EXERCISE DESCRIPTION
Render the material again word for word, skipping the pictures in it.

* Begin PROVIDED DATA *

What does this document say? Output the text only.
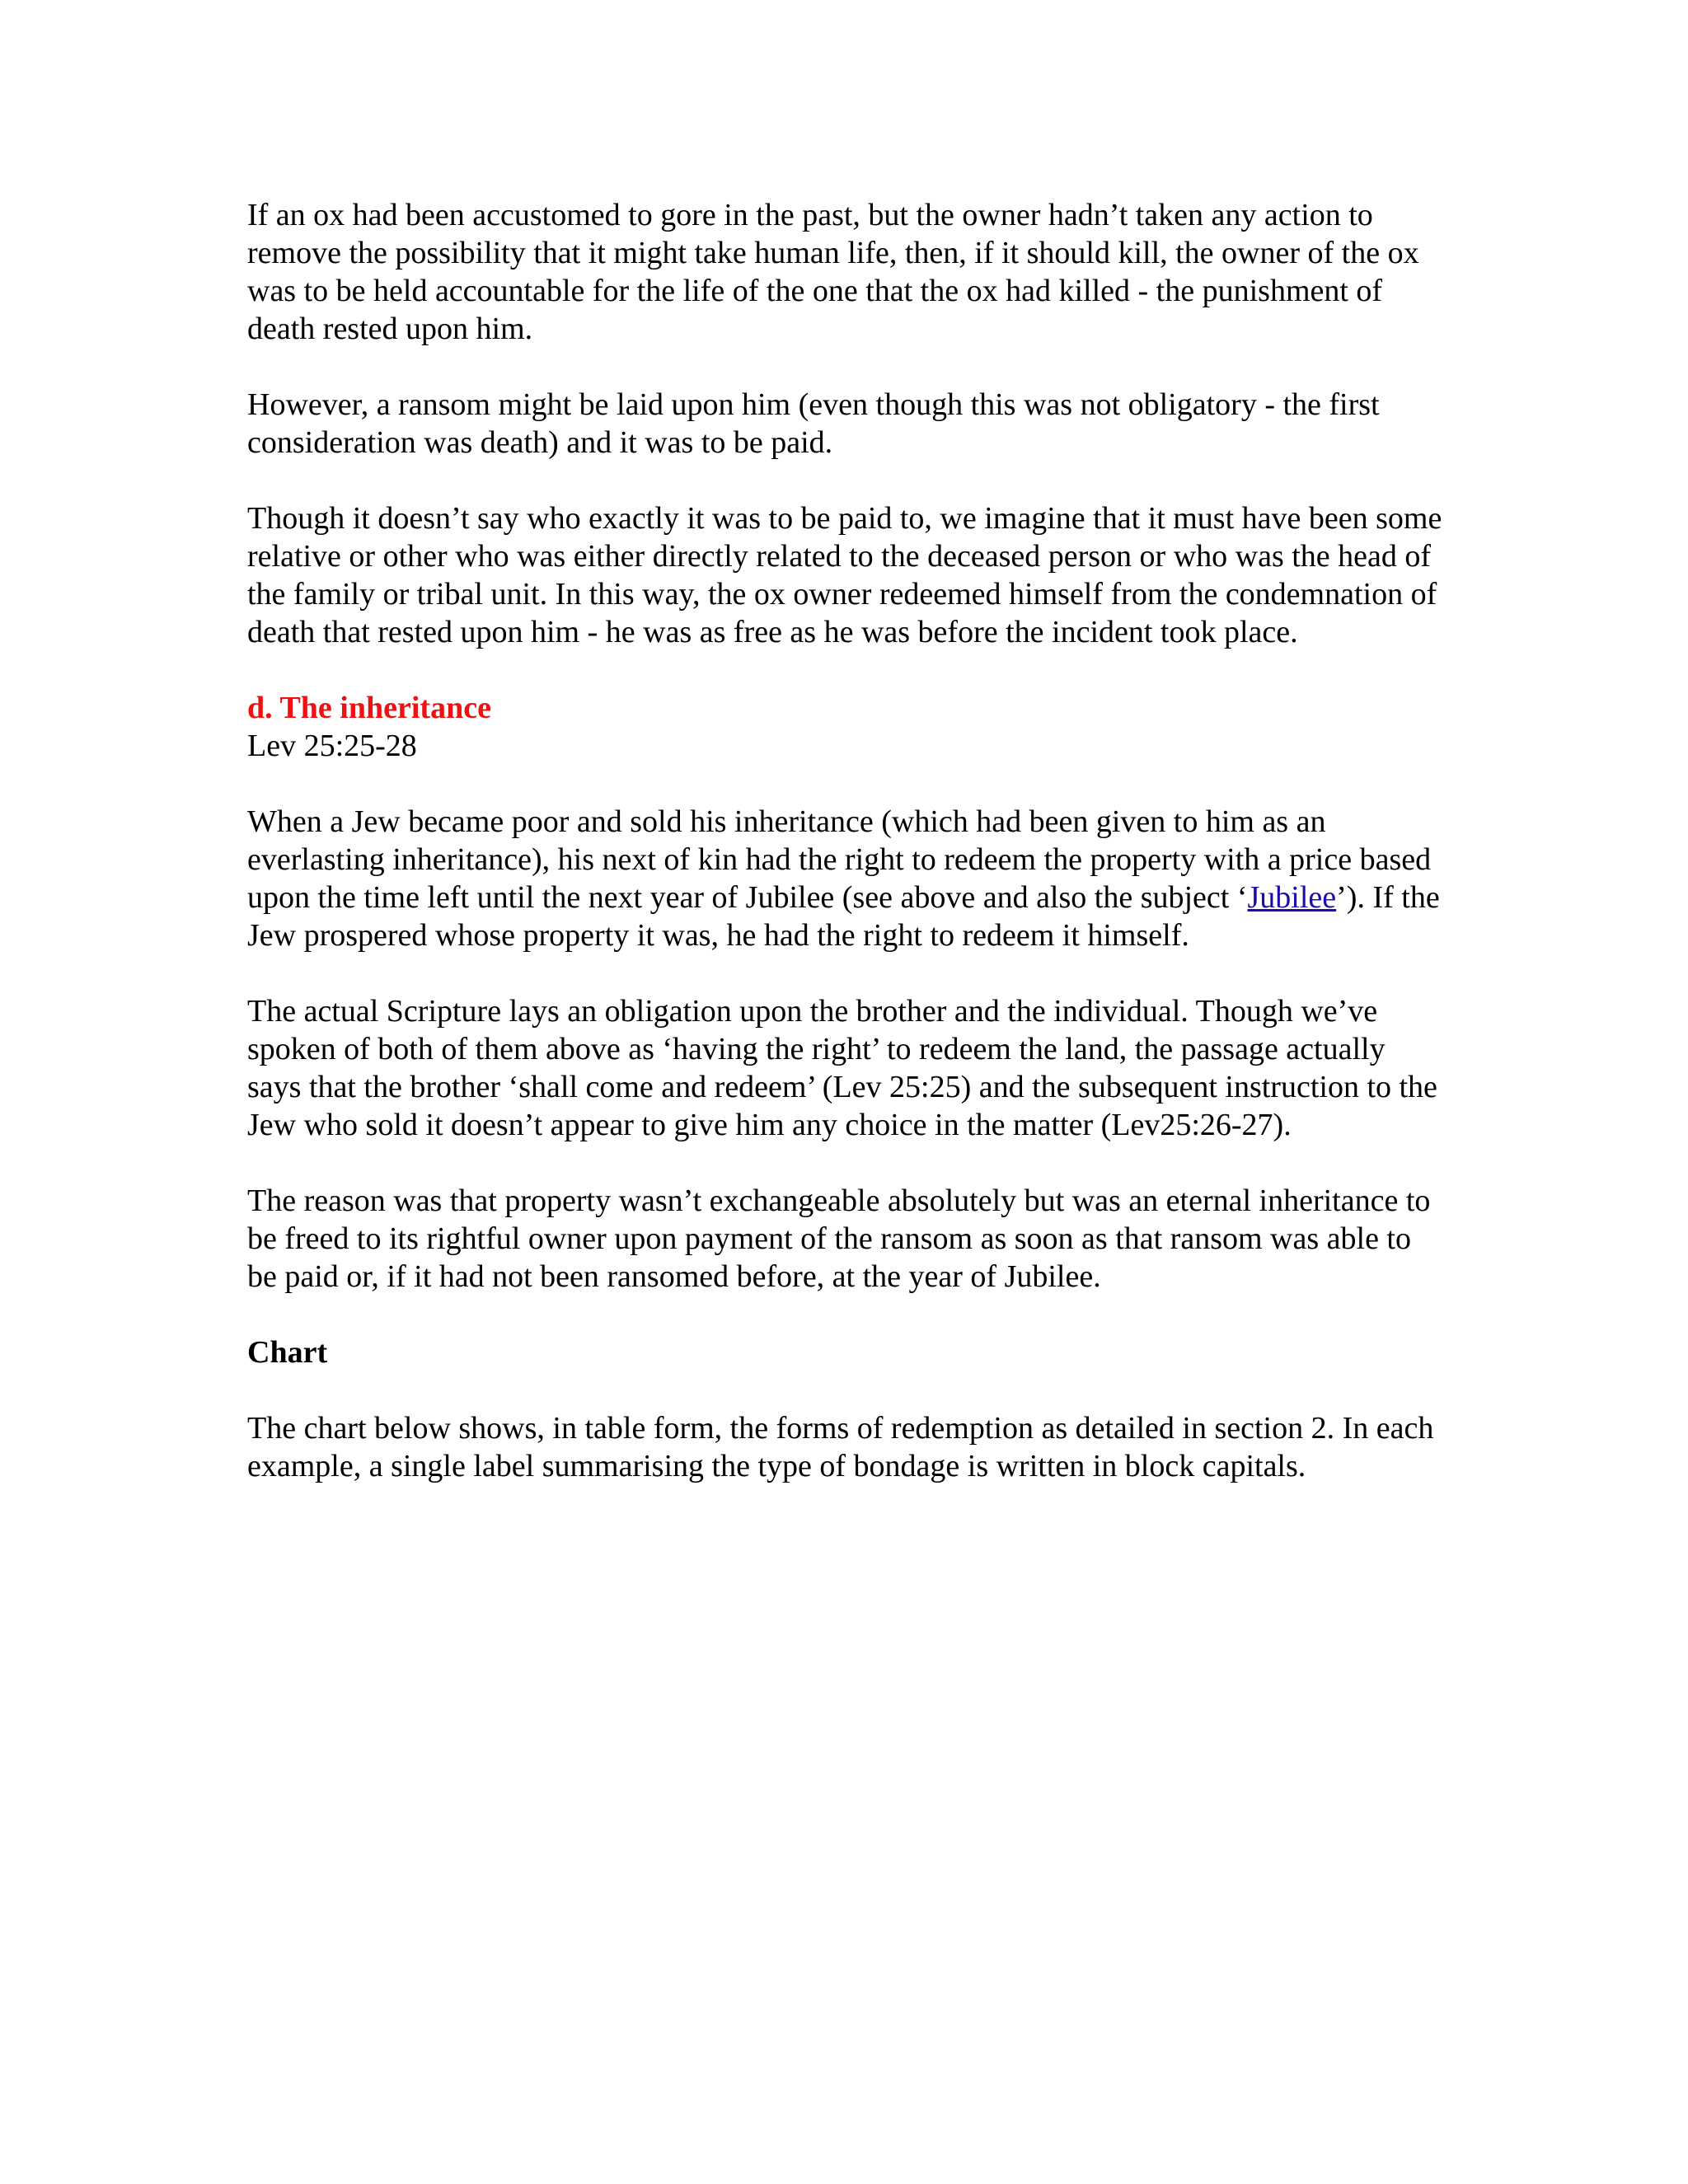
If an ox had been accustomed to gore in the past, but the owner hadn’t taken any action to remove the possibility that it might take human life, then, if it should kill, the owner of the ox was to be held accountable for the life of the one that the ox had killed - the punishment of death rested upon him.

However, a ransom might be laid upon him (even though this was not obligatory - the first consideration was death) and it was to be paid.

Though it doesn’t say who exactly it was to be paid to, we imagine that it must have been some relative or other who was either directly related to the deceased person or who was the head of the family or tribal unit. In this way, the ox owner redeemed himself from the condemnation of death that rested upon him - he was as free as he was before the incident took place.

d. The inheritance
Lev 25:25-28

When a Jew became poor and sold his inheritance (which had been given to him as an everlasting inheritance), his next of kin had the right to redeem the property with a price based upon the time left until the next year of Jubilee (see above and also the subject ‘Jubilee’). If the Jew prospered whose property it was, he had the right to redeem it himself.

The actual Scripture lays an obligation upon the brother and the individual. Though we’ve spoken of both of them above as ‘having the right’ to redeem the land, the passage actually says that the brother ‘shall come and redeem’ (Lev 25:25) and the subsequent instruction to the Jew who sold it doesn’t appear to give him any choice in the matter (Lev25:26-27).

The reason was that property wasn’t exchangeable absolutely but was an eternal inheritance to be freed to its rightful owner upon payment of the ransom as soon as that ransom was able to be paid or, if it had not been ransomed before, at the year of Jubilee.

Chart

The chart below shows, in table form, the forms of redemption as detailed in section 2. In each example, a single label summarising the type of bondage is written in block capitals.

* End PROVIDED DATA *

WRITTEN RESPONSE
What does this document say? Output the text only.
If an ox had been accustomed to gore in the past, but the owner hadn’t taken any action to remove the possibility that it might take human life, then, if it should kill, the owner of the ox was to be held accountable for the life of the one that the ox had killed - the punishment of death rested upon him.

However, a ransom might be laid upon him (even though this was not obligatory - the first consideration was death) and it was to be paid.

Though it doesn’t say who exactly it was to be paid to, we imagine that it must have been some relative or other who was either directly related to the deceased person or who was the head of the family or tribal unit. In this way, the ox owner redeemed himself from the condemnation of death that rested upon him - he was as free as he was before the incident took place.

d. The inheritance
Lev 25:25-28

When a Jew became poor and sold his inheritance (which had been given to him as an everlasting inheritance), his next of kin had the right to redeem the property with a price based upon the time left until the next year of Jubilee (see above and also the subject ‘Jubilee’). If the Jew prospered whose property it was, he had the right to redeem it himself.

The actual Scripture lays an obligation upon the brother and the individual. Though we’ve spoken of both of them above as ‘having the right’ to redeem the land, the passage actually says that the brother ‘shall come and redeem’ (Lev 25:25) and the subsequent instruction to the Jew who sold it doesn’t appear to give him any choice in the matter (Lev25:26-27).

The reason was that property wasn’t exchangeable absolutely but was an eternal inheritance to be freed to its rightful owner upon payment of the ransom as soon as that ransom was able to be paid or, if it had not been ransomed before, at the year of Jubilee.

Chart

The chart below shows, in table form, the forms of redemption as detailed in section 2. In each example, a single label summarising the type of bondage is written in block capitals.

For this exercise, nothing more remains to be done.